#### Entries provided

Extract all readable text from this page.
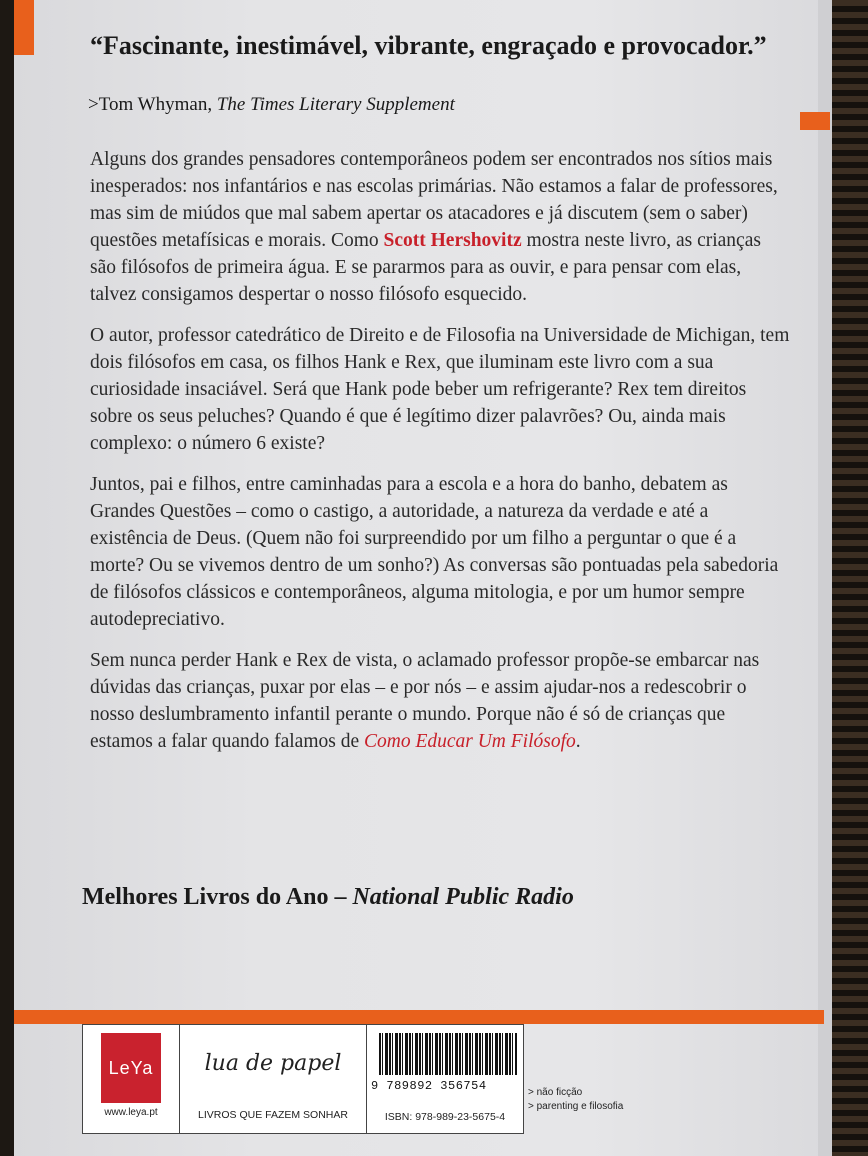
“Fascinante, inestimável, vibrante, engraçado e provocador.”
>Tom Whyman, The Times Literary Supplement

Alguns dos grandes pensadores contemporâneos podem ser encontrados nos sítios mais inesperados: nos infantários e nas escolas primárias. Não estamos a falar de professores, mas sim de miúdos que mal sabem apertar os atacadores e já discutem (sem o saber) questões metafísicas e morais. Como Scott Hershovitz mostra neste livro, as crianças são filósofos de primeira água. E se pararmos para as ouvir, e para pensar com elas, talvez consigamos despertar o nosso filósofo esquecido.

O autor, professor catedrático de Direito e de Filosofia na Universidade de Michigan, tem dois filósofos em casa, os filhos Hank e Rex, que iluminam este livro com a sua curiosidade insaciável. Será que Hank pode beber um refrigerante? Rex tem direitos sobre os seus peluches? Quando é que é legítimo dizer palavrões? Ou, ainda mais complexo: o número 6 existe?

Juntos, pai e filhos, entre caminhadas para a escola e a hora do banho, debatem as Grandes Questões – como o castigo, a autoridade, a natureza da verdade e até a existência de Deus. (Quem não foi surpreendido por um filho a perguntar o que é a morte? Ou se vivemos dentro de um sonho?) As conversas são pontuadas pela sabedoria de filósofos clássicos e contemporâneos, alguma mitologia, e por um humor sempre autodepreciativo.

Sem nunca perder Hank e Rex de vista, o aclamado professor propõe-se embarcar nas dúvidas das crianças, puxar por elas – e por nós – e assim ajudar-nos a redescobrir o nosso deslumbramento infantil perante o mundo. Porque não é só de crianças que estamos a falar quando falamos de Como Educar Um Filósofo.

Melhores Livros do Ano – National Public Radio
LeYa
www.leya.pt
lua de papel
LIVROS QUE FAZEM SONHAR
9 789892 356754
ISBN: 978-989-23-5675-4
> não ficção
> parenting e filosofia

########

◆ **Stated problem**: Each line in the listing above that contains "nosso" should be copied.

◆ **Expected answer**:
Alguns dos grandes pensadores contemporâneos podem ser encontrados nos sítios mais inesperados: nos infantários e nas escolas primárias. Não estamos a falar de professores, mas sim de miúdos que mal sabem apertar os atacadores e já discutem (sem o saber) questões metafísicas e morais. Como Scott Hershovitz mostra neste livro, as crianças são filósofos de primeira água. E se pararmos para as ouvir, e para pensar com elas, talvez consigamos despertar o nosso filósofo esquecido.
Sem nunca perder Hank e Rex de vista, o aclamado professor propõe-se embarcar nas dúvidas das crianças, puxar por elas – e por nós – e assim ajudar-nos a redescobrir o nosso deslumbramento infantil perante o mundo. Porque não é só de crianças que estamos a falar quando falamos de Como Educar Um Filósofo.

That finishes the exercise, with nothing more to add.